[RECORDS TO PROCESS start]
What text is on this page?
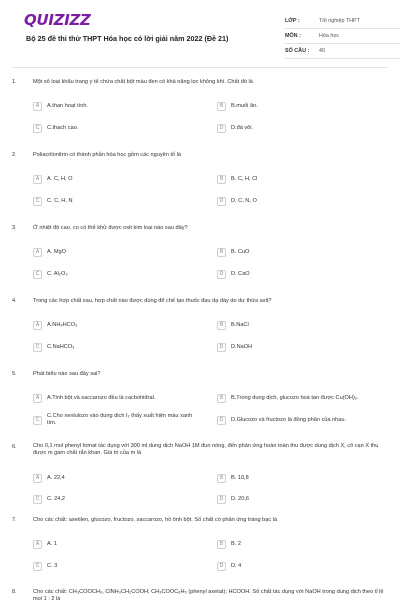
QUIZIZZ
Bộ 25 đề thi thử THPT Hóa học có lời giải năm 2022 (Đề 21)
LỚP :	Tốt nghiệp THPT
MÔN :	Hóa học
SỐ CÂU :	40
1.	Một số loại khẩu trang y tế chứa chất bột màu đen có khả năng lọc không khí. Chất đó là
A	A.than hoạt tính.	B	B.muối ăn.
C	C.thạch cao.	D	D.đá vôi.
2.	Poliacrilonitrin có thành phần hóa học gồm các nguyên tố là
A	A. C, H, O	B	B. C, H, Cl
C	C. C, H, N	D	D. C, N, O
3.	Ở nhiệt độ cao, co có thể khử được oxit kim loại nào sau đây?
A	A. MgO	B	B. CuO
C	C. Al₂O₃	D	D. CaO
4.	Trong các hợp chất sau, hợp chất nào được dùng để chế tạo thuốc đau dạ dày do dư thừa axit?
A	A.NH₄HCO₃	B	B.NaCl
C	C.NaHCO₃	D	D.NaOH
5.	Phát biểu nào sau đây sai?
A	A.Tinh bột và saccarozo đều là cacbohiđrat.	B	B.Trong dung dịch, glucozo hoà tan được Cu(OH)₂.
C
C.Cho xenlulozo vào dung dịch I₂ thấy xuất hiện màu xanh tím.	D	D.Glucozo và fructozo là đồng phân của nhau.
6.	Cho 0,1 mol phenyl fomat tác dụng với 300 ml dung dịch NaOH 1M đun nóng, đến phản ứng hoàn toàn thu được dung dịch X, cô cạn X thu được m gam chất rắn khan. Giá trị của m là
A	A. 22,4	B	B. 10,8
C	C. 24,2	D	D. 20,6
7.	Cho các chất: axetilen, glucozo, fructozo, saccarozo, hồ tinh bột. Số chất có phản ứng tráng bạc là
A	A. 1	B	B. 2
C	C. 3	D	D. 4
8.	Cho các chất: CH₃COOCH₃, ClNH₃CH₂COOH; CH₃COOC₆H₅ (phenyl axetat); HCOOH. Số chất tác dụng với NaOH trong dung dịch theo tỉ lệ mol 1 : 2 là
[RECORDS TO PROCESS end]
◆ **REQUEST**
Go through the listing above and quote it exactly, apart from its images.

◆ **RESULT OF THE TASK**
What text is on this page?
QUIZIZZ
Bộ 25 đề thi thử THPT Hóa học có lời giải năm 2022 (Đề 21)
LỚP :	Tốt nghiệp THPT
MÔN :	Hóa học
SỐ CÂU :	40
1.	Một số loại khẩu trang y tế chứa chất bột màu đen có khả năng lọc không khí. Chất đó là
A	A.than hoạt tính.	B	B.muối ăn.
C	C.thạch cao.	D	D.đá vôi.
2.	Poliacrilonitrin có thành phần hóa học gồm các nguyên tố là
A	A. C, H, O	B	B. C, H, Cl
C	C. C, H, N	D	D. C, N, O
3.	Ở nhiệt độ cao, co có thể khử được oxit kim loại nào sau đây?
A	A. MgO	B	B. CuO
C	C. Al₂O₃	D	D. CaO
4.	Trong các hợp chất sau, hợp chất nào được dùng để chế tạo thuốc đau dạ dày do dư thừa axit?
A	A.NH₄HCO₃	B	B.NaCl
C	C.NaHCO₃	D	D.NaOH
5.	Phát biểu nào sau đây sai?
A	A.Tinh bột và saccarozo đều là cacbohiđrat.	B	B.Trong dung dịch, glucozo hoà tan được Cu(OH)₂.
C
C.Cho xenlulozo vào dung dịch I₂ thấy xuất hiện màu xanh tím.	D	D.Glucozo và fructozo là đồng phân của nhau.
6.	Cho 0,1 mol phenyl fomat tác dụng với 300 ml dung dịch NaOH 1M đun nóng, đến phản ứng hoàn toàn thu được dung dịch X, cô cạn X thu được m gam chất rắn khan. Giá trị của m là
A	A. 22,4	B	B. 10,8
C	C. 24,2	D	D. 20,6
7.	Cho các chất: axetilen, glucozo, fructozo, saccarozo, hồ tinh bột. Số chất có phản ứng tráng bạc là
A	A. 1	B	B. 2
C	C. 3	D	D. 4
8.	Cho các chất: CH₃COOCH₃, ClNH₃CH₂COOH; CH₃COOC₆H₅ (phenyl axetat); HCOOH. Số chất tác dụng với NaOH trong dung dịch theo tỉ lệ mol 1 : 2 là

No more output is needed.